**MATERIAL PROVIDED**:

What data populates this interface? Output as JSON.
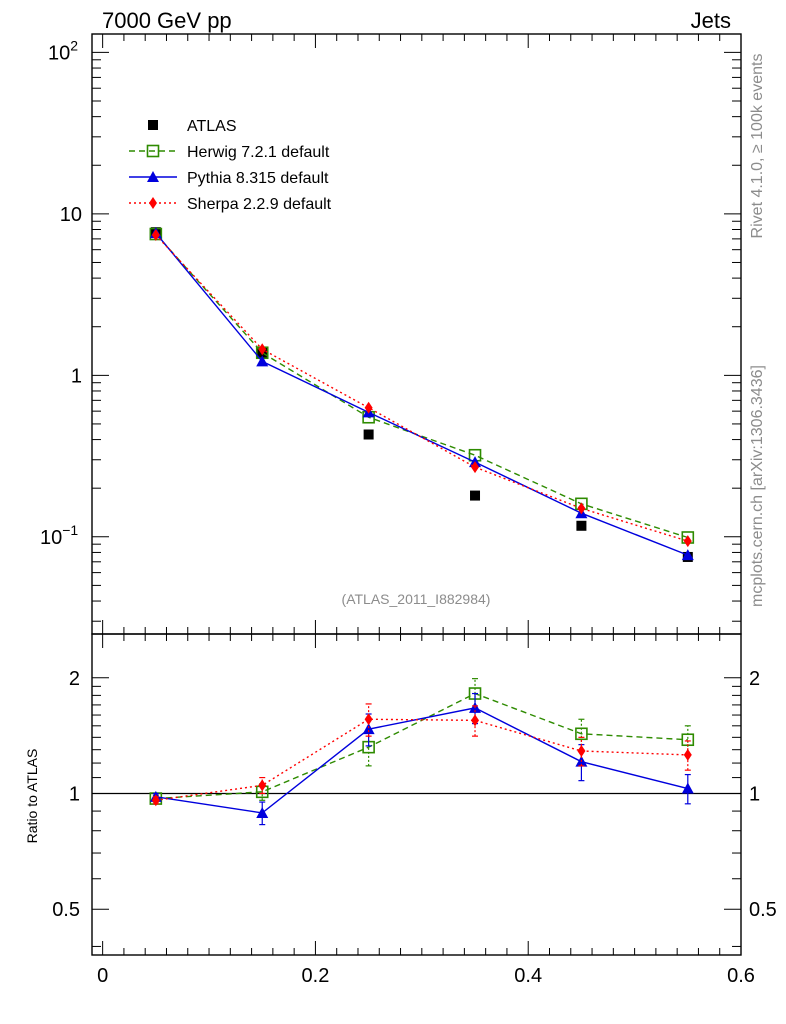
{
  "header": {
    "left": "7000 GeV pp",
    "right": "Jets"
  },
  "side_labels": {
    "rivet": "Rivet 4.1.0, ≥ 100k events",
    "mcplots": "mcplots.cern.ch [arXiv:1306.3436]"
  },
  "analysis_label": "(ATLAS_2011_I882984)",
  "colors": {
    "atlas": "#000000",
    "herwig": "#2e8b00",
    "pythia": "#0000dd",
    "sherpa": "#ff0000",
    "grey_text": "#8c8c8c"
  },
  "chart_data": [
    {
      "type": "scatter",
      "name": "main",
      "yscale": "log",
      "xlim": [
        -0.01,
        0.6
      ],
      "ylim": [
        0.025,
        130
      ],
      "xticks": [
        0,
        0.2,
        0.4,
        0.6
      ],
      "ytick_labels": [
        {
          "value": 0.1,
          "base": "10",
          "exp": "−1"
        },
        {
          "value": 1,
          "base": "1",
          "exp": ""
        },
        {
          "value": 10,
          "base": "10",
          "exp": ""
        },
        {
          "value": 100,
          "base": "10",
          "exp": "2"
        }
      ],
      "legend_position": "top-left",
      "series": [
        {
          "key": "atlas",
          "name": "ATLAS",
          "marker": "square",
          "line": "none",
          "x": [
            0.05,
            0.15,
            0.25,
            0.35,
            0.45,
            0.55
          ],
          "y": [
            7.7,
            1.38,
            0.43,
            0.18,
            0.117,
            0.075
          ]
        },
        {
          "key": "herwig",
          "name": "Herwig 7.2.1 default",
          "marker": "open-square",
          "line": "dashed",
          "x": [
            0.05,
            0.15,
            0.25,
            0.35,
            0.45,
            0.55
          ],
          "y": [
            7.5,
            1.38,
            0.55,
            0.32,
            0.16,
            0.099
          ]
        },
        {
          "key": "pythia",
          "name": "Pythia 8.315 default",
          "marker": "triangle",
          "line": "solid",
          "x": [
            0.05,
            0.15,
            0.25,
            0.35,
            0.45,
            0.55
          ],
          "y": [
            7.6,
            1.22,
            0.59,
            0.29,
            0.14,
            0.077
          ]
        },
        {
          "key": "sherpa",
          "name": "Sherpa 2.2.9 default",
          "marker": "diamond",
          "line": "dotted",
          "x": [
            0.05,
            0.15,
            0.25,
            0.35,
            0.45,
            0.55
          ],
          "y": [
            7.4,
            1.45,
            0.63,
            0.27,
            0.15,
            0.094
          ]
        }
      ]
    },
    {
      "type": "scatter",
      "name": "ratio",
      "yscale": "log",
      "ylabel": "Ratio to ATLAS",
      "xlim": [
        -0.01,
        0.6
      ],
      "ylim": [
        0.38,
        2.6
      ],
      "xticks": [
        0,
        0.2,
        0.4,
        0.6
      ],
      "ytick_labels": [
        {
          "value": 0.5,
          "label": "0.5"
        },
        {
          "value": 1,
          "label": "1"
        },
        {
          "value": 2,
          "label": "2"
        }
      ],
      "reference_line": 1,
      "series": [
        {
          "key": "herwig",
          "name": "Herwig 7.2.1 default",
          "x": [
            0.05,
            0.15,
            0.25,
            0.35,
            0.45,
            0.55
          ],
          "y": [
            0.97,
            1.01,
            1.32,
            1.82,
            1.43,
            1.38
          ],
          "err": [
            0.02,
            0.05,
            0.14,
            0.17,
            0.13,
            0.12
          ]
        },
        {
          "key": "pythia",
          "name": "Pythia 8.315 default",
          "x": [
            0.05,
            0.15,
            0.25,
            0.35,
            0.45,
            0.55
          ],
          "y": [
            0.98,
            0.89,
            1.47,
            1.67,
            1.21,
            1.03
          ],
          "err": [
            0.02,
            0.06,
            0.14,
            0.15,
            0.13,
            0.09
          ]
        },
        {
          "key": "sherpa",
          "name": "Sherpa 2.2.9 default",
          "x": [
            0.05,
            0.15,
            0.25,
            0.35,
            0.45,
            0.55
          ],
          "y": [
            0.96,
            1.05,
            1.56,
            1.55,
            1.29,
            1.26
          ],
          "err": [
            0.02,
            0.05,
            0.15,
            0.14,
            0.11,
            0.11
          ]
        }
      ]
    }
  ]
}
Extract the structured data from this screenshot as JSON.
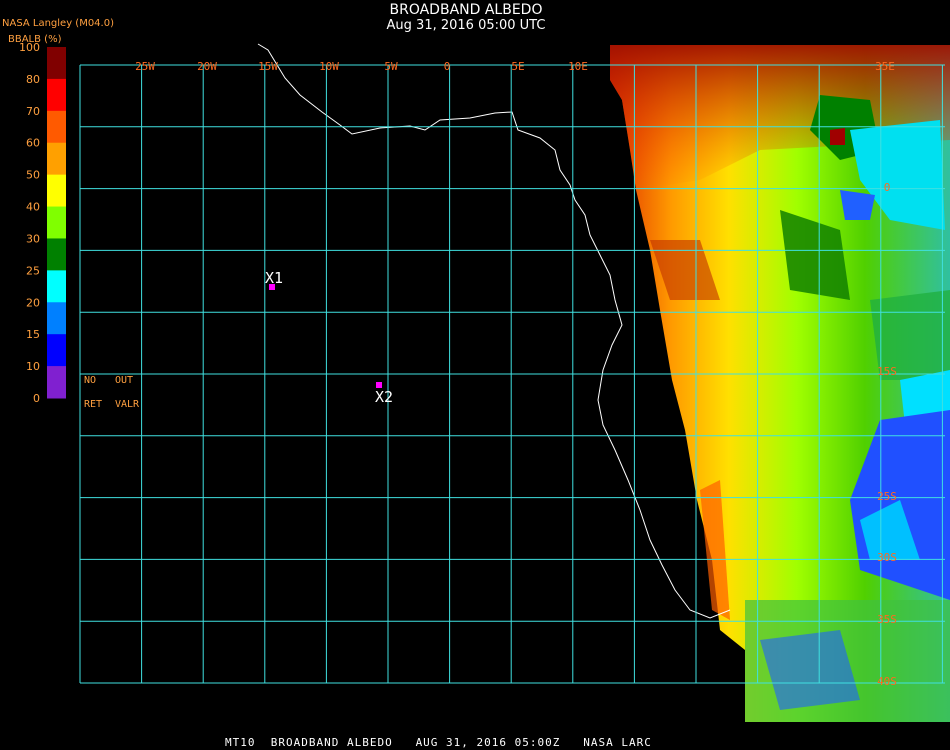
{
  "header": {
    "source": "NASA Langley (M04.0)",
    "title": "BROADBAND ALBEDO",
    "subtitle": "Aug 31, 2016 05:00 UTC",
    "unit_label": "BBALB (%)"
  },
  "colorbar": {
    "ticks": [
      100,
      80,
      70,
      60,
      50,
      40,
      30,
      25,
      20,
      15,
      10,
      0
    ],
    "colors": [
      "#800000",
      "#ff0000",
      "#ff5a00",
      "#ffa000",
      "#ffff00",
      "#80ff00",
      "#008000",
      "#00ffff",
      "#0080ff",
      "#0000ff",
      "#8020d0"
    ]
  },
  "legend_notes": [
    "NO",
    "OUT",
    "RET",
    "VALR"
  ],
  "longitude_labels": [
    "25W",
    "20W",
    "15W",
    "10W",
    "5W",
    "0",
    "5E",
    "10E",
    "35E"
  ],
  "latitude_labels": [
    "0",
    "15S",
    "25S",
    "30S",
    "35S",
    "40S"
  ],
  "markers": [
    {
      "label": "X1"
    },
    {
      "label": "X2"
    }
  ],
  "footer": "MT10  BROADBAND ALBEDO   AUG 31, 2016 05:00Z   NASA LARC"
}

**PROBLEM DETAILS**:
Copy all lines from the entries that contain the word "NASA".

**THE ANSWER**:
    "source": "NASA Langley (M04.0)",
  "footer": "MT10  BROADBAND ALBEDO   AUG 31, 2016 05:00Z   NASA LARC"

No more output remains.